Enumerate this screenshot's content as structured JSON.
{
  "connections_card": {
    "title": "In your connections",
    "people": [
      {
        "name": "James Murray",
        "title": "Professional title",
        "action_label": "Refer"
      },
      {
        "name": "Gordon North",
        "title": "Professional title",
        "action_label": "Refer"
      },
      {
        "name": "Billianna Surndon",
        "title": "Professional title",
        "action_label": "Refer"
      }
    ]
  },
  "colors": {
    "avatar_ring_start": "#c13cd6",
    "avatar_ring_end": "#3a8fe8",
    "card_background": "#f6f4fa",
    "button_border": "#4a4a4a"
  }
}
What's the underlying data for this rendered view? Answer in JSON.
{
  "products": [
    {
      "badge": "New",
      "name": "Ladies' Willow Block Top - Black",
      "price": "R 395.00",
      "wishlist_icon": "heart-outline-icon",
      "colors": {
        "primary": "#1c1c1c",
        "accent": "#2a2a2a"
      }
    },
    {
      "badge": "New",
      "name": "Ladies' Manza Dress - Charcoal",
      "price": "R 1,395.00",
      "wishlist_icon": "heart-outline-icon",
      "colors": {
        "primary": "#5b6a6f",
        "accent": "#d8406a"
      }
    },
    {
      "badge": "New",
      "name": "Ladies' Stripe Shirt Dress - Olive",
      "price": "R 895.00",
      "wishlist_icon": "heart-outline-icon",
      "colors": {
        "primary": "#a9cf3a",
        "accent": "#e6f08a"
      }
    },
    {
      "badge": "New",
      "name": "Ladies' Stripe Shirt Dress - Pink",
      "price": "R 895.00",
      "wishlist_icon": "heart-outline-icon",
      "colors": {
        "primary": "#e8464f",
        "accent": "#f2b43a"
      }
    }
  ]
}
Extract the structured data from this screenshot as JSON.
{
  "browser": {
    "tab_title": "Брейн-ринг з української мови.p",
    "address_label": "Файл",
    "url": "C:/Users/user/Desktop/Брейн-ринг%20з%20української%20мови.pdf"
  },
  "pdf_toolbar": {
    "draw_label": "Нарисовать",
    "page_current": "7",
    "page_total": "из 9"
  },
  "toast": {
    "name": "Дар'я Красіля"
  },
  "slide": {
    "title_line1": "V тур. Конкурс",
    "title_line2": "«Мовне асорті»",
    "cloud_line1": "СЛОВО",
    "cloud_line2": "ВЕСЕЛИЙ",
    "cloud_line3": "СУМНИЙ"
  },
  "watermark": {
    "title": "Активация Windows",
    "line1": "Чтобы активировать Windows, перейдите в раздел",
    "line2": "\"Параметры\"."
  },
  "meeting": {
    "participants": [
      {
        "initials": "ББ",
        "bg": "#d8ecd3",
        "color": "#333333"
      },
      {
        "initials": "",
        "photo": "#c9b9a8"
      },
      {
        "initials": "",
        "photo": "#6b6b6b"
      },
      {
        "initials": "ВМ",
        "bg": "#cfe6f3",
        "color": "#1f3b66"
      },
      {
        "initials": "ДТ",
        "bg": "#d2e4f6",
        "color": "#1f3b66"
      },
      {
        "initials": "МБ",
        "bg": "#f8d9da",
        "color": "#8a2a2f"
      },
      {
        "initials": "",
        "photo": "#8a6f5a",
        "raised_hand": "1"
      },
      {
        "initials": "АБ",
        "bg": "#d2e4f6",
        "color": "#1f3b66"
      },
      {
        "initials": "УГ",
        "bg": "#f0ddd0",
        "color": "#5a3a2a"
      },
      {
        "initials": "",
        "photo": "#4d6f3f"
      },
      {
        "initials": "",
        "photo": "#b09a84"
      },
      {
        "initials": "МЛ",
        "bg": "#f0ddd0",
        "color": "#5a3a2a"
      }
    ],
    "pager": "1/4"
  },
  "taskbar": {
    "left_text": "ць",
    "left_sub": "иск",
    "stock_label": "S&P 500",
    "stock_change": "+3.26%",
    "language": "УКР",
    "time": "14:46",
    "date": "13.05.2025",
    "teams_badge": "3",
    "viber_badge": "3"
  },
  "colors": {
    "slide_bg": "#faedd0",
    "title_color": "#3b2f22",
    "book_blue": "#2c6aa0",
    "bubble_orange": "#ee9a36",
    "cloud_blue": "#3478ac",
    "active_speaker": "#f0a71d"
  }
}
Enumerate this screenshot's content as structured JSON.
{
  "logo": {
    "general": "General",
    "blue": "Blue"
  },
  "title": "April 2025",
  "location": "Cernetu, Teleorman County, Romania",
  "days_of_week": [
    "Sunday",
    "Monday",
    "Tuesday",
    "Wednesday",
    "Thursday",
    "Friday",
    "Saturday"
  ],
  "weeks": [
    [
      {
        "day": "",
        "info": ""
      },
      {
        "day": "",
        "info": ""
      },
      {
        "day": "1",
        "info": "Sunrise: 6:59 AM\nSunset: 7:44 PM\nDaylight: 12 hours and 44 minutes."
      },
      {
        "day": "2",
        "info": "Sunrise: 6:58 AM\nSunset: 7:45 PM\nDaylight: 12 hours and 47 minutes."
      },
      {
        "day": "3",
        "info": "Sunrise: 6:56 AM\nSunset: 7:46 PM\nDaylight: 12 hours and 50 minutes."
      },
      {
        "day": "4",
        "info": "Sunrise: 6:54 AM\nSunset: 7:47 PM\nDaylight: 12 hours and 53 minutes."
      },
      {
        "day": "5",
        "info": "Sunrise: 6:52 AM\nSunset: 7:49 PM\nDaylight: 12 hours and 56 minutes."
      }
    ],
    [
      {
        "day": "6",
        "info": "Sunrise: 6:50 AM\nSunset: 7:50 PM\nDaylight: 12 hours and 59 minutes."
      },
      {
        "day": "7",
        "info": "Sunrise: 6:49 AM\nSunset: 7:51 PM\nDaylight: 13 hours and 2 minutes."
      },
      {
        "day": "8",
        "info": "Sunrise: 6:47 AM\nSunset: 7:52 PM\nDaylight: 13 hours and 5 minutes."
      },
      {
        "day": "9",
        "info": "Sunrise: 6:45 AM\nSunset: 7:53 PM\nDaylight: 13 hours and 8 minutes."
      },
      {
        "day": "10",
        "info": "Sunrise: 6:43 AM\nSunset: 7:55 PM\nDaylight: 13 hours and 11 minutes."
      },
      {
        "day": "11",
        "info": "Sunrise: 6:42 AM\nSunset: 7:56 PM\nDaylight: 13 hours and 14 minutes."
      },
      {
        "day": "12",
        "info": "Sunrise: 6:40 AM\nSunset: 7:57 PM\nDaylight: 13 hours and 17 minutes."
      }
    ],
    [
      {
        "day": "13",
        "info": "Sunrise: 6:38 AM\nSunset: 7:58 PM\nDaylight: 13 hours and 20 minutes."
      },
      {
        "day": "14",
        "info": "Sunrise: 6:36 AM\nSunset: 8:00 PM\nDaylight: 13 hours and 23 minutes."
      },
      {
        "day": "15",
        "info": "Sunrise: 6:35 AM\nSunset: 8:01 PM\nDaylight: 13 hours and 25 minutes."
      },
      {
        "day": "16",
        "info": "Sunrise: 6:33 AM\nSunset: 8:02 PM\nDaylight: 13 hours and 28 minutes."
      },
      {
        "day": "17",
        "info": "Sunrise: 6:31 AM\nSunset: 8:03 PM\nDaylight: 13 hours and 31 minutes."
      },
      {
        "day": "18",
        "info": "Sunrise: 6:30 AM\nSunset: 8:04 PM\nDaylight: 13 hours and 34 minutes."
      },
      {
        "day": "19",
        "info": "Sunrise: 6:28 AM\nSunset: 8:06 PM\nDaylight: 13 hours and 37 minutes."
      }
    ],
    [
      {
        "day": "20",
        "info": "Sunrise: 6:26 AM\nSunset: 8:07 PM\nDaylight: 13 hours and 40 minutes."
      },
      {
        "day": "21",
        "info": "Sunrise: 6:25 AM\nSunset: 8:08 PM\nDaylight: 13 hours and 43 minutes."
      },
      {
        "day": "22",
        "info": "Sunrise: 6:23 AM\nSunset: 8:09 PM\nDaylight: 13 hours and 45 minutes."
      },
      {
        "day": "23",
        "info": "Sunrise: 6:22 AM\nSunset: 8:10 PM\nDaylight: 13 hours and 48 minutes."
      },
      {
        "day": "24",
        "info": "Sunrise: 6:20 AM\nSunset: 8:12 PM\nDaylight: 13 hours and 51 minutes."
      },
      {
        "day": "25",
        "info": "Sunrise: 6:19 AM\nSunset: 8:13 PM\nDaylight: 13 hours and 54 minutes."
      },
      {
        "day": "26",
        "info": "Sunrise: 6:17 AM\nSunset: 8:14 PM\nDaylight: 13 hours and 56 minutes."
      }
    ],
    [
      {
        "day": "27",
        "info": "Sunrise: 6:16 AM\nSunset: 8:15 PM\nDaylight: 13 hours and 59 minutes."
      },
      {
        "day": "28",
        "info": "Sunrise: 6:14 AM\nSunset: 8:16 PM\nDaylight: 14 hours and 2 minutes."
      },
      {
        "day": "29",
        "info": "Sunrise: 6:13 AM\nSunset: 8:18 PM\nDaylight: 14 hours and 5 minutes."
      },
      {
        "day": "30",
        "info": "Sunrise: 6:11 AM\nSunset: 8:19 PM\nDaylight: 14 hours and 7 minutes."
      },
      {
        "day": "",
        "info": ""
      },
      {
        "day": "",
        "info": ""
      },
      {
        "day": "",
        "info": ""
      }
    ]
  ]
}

+-------+

EXERCISE GOAL: Pick every line with "JSON" in it and copy it.

CORRECT ANSWER:
Enumerate this screenshot's content as structured JSON.
What's the underlying data for this rendered view? Answer in JSON.
Extract the structured data from this screenshot as JSON.
Enumerate this screenshot's content as structured JSON.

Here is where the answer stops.